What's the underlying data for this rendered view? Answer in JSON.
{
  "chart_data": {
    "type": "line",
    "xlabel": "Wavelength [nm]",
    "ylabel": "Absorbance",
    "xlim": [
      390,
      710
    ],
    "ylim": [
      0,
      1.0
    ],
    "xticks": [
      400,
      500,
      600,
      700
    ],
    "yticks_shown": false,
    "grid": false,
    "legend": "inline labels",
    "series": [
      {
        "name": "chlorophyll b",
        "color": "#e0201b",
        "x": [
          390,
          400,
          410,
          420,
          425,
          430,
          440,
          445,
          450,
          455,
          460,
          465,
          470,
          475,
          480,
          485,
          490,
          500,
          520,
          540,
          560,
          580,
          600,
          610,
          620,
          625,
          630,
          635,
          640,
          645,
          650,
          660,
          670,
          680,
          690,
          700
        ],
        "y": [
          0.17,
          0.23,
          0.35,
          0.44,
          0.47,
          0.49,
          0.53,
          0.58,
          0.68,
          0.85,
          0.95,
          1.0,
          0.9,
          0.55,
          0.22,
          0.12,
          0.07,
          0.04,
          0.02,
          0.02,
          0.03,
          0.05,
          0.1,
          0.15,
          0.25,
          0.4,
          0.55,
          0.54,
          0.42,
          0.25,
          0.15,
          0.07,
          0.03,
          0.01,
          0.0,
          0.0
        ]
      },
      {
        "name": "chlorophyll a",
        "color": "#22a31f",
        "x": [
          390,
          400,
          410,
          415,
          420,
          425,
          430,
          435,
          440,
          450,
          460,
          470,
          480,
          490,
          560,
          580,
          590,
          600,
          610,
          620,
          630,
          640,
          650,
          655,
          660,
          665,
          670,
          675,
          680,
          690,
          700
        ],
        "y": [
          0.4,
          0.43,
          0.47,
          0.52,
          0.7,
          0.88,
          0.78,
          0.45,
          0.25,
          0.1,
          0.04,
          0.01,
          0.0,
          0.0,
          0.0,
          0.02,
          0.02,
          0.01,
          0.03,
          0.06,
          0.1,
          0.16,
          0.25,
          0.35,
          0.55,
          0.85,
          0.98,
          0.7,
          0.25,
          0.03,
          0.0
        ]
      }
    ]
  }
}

_ _ _ _ _ _ _

§ Your goal:
Repeat the entries exactly, all of them.

§ Task output:
What's the underlying data for this rendered view? Answer in JSON.
{
  "chart_data": {
    "type": "line",
    "xlabel": "Wavelength [nm]",
    "ylabel": "Absorbance",
    "xlim": [
      390,
      710
    ],
    "ylim": [
      0,
      1.0
    ],
    "xticks": [
      400,
      500,
      600,
      700
    ],
    "yticks_shown": false,
    "grid": false,
    "legend": "inline labels",
    "series": [
      {
        "name": "chlorophyll b",
        "color": "#e0201b",
        "x": [
          390,
          400,
          410,
          420,
          425,
          430,
          440,
          445,
          450,
          455,
          460,
          465,
          470,
          475,
          480,
          485,
          490,
          500,
          520,
          540,
          560,
          580,
          600,
          610,
          620,
          625,
          630,
          635,
          640,
          645,
          650,
          660,
          670,
          680,
          690,
          700
        ],
        "y": [
          0.17,
          0.23,
          0.35,
          0.44,
          0.47,
          0.49,
          0.53,
          0.58,
          0.68,
          0.85,
          0.95,
          1.0,
          0.9,
          0.55,
          0.22,
          0.12,
          0.07,
          0.04,
          0.02,
          0.02,
          0.03,
          0.05,
          0.1,
          0.15,
          0.25,
          0.4,
          0.55,
          0.54,
          0.42,
          0.25,
          0.15,
          0.07,
          0.03,
          0.01,
          0.0,
          0.0
        ]
      },
      {
        "name": "chlorophyll a",
        "color": "#22a31f",
        "x": [
          390,
          400,
          410,
          415,
          420,
          425,
          430,
          435,
          440,
          450,
          460,
          470,
          480,
          490,
          560,
          580,
          590,
          600,
          610,
          620,
          630,
          640,
          650,
          655,
          660,
          665,
          670,
          675,
          680,
          690,
          700
        ],
        "y": [
          0.4,
          0.43,
          0.47,
          0.52,
          0.7,
          0.88,
          0.78,
          0.45,
          0.25,
          0.1,
          0.04,
          0.01,
          0.0,
          0.0,
          0.0,
          0.02,
          0.02,
          0.01,
          0.03,
          0.06,
          0.1,
          0.16,
          0.25,
          0.35,
          0.55,
          0.85,
          0.98,
          0.7,
          0.25,
          0.03,
          0.0
        ]
      }
    ]
  }
}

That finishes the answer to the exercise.